Gather all lines in the records below that include the word "основы".
########################################
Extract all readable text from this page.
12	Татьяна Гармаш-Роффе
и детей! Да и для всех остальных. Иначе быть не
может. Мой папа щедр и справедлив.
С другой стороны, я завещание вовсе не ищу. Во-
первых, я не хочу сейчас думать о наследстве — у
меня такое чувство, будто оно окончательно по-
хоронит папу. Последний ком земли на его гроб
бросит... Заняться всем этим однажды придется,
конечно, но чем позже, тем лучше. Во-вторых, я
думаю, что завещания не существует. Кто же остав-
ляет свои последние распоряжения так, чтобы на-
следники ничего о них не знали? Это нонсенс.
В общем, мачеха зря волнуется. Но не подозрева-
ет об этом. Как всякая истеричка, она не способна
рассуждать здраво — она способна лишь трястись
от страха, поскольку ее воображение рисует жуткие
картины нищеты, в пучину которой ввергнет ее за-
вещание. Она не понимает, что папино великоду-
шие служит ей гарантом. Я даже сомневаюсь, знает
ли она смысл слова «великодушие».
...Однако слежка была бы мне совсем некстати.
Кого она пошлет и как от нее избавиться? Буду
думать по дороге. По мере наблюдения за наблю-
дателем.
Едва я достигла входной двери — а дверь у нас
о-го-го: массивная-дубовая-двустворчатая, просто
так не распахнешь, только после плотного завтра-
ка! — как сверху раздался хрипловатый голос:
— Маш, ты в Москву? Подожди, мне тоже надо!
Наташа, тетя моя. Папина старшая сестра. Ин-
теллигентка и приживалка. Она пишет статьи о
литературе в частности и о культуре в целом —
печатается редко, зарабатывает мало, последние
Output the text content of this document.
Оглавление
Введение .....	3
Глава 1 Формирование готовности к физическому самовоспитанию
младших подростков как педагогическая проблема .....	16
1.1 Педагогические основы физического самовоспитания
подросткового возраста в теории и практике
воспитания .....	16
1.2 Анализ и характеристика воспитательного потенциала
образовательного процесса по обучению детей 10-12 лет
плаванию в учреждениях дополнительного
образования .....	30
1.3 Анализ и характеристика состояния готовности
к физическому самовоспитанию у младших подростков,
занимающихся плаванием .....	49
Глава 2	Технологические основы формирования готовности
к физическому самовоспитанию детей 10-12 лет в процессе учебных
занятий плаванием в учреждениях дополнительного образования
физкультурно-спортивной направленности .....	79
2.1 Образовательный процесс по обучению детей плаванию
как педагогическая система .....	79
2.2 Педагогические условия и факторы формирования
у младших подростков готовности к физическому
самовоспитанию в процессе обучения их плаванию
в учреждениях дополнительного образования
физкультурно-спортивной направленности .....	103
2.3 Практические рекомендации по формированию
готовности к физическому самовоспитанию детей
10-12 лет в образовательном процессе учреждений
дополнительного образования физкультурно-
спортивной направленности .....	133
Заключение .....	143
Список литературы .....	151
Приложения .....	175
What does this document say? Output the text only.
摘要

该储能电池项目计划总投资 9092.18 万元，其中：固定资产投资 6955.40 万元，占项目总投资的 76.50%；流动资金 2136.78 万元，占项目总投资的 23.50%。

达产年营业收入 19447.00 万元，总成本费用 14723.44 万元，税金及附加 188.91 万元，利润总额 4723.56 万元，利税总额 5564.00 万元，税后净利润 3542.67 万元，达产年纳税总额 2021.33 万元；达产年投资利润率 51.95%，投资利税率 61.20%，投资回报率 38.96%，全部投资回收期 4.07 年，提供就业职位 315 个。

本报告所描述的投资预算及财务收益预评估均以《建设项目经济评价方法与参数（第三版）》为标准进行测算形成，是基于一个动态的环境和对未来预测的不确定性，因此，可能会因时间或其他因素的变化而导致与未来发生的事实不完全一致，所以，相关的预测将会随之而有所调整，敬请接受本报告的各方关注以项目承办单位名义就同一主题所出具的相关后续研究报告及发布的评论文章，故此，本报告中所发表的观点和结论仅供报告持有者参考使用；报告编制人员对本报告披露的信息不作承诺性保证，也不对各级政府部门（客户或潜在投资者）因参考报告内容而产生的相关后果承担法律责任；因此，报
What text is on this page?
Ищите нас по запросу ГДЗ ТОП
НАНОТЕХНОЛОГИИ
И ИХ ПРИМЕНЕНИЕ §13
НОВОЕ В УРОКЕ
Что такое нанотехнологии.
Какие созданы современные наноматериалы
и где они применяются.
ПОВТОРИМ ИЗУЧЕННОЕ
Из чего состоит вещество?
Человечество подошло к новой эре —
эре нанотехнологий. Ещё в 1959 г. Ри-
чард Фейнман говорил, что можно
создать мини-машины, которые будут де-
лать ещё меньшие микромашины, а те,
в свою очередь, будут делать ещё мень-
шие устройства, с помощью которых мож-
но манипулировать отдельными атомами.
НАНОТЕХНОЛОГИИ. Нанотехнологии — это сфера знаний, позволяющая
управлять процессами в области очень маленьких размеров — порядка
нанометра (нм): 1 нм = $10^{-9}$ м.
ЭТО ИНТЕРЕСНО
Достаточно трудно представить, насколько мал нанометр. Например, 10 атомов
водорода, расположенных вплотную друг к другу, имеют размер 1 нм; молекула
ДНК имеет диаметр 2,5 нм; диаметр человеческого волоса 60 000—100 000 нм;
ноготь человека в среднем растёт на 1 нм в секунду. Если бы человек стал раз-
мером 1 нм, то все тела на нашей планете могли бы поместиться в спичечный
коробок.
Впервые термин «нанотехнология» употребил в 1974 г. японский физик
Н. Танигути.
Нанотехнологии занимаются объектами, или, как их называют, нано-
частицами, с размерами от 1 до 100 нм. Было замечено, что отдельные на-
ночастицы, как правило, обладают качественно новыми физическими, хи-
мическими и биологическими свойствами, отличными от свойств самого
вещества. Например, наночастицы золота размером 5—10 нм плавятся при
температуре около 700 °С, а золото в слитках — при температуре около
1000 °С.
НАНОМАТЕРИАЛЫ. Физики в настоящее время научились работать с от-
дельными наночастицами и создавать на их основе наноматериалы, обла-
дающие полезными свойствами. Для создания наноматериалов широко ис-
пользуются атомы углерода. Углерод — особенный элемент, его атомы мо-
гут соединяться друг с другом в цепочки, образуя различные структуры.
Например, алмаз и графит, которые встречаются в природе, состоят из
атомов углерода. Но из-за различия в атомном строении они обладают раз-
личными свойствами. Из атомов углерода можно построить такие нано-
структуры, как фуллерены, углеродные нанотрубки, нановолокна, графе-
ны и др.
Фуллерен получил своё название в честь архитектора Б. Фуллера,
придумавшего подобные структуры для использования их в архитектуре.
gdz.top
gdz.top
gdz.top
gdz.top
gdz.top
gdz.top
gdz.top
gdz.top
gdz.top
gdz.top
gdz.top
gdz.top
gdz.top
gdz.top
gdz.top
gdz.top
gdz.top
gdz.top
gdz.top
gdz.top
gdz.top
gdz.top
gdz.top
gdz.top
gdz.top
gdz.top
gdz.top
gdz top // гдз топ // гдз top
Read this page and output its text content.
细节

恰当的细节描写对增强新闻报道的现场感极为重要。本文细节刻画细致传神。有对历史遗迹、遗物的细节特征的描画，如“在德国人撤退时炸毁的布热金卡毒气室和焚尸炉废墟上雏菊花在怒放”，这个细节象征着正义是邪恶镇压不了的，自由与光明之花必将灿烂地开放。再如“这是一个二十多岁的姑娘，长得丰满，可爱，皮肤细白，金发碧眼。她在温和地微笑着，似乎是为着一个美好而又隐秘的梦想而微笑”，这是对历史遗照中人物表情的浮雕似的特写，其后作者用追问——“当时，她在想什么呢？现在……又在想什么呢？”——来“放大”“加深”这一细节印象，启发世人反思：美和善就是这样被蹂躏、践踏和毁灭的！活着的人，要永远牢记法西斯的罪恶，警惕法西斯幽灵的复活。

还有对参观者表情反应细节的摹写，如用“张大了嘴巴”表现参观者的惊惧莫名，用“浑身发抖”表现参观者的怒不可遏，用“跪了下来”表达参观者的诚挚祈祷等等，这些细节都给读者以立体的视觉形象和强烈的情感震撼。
########################################
• **Right answer**
1.1 Педагогические основы физического самовоспитания
Глава 2	Технологические основы формирования готовности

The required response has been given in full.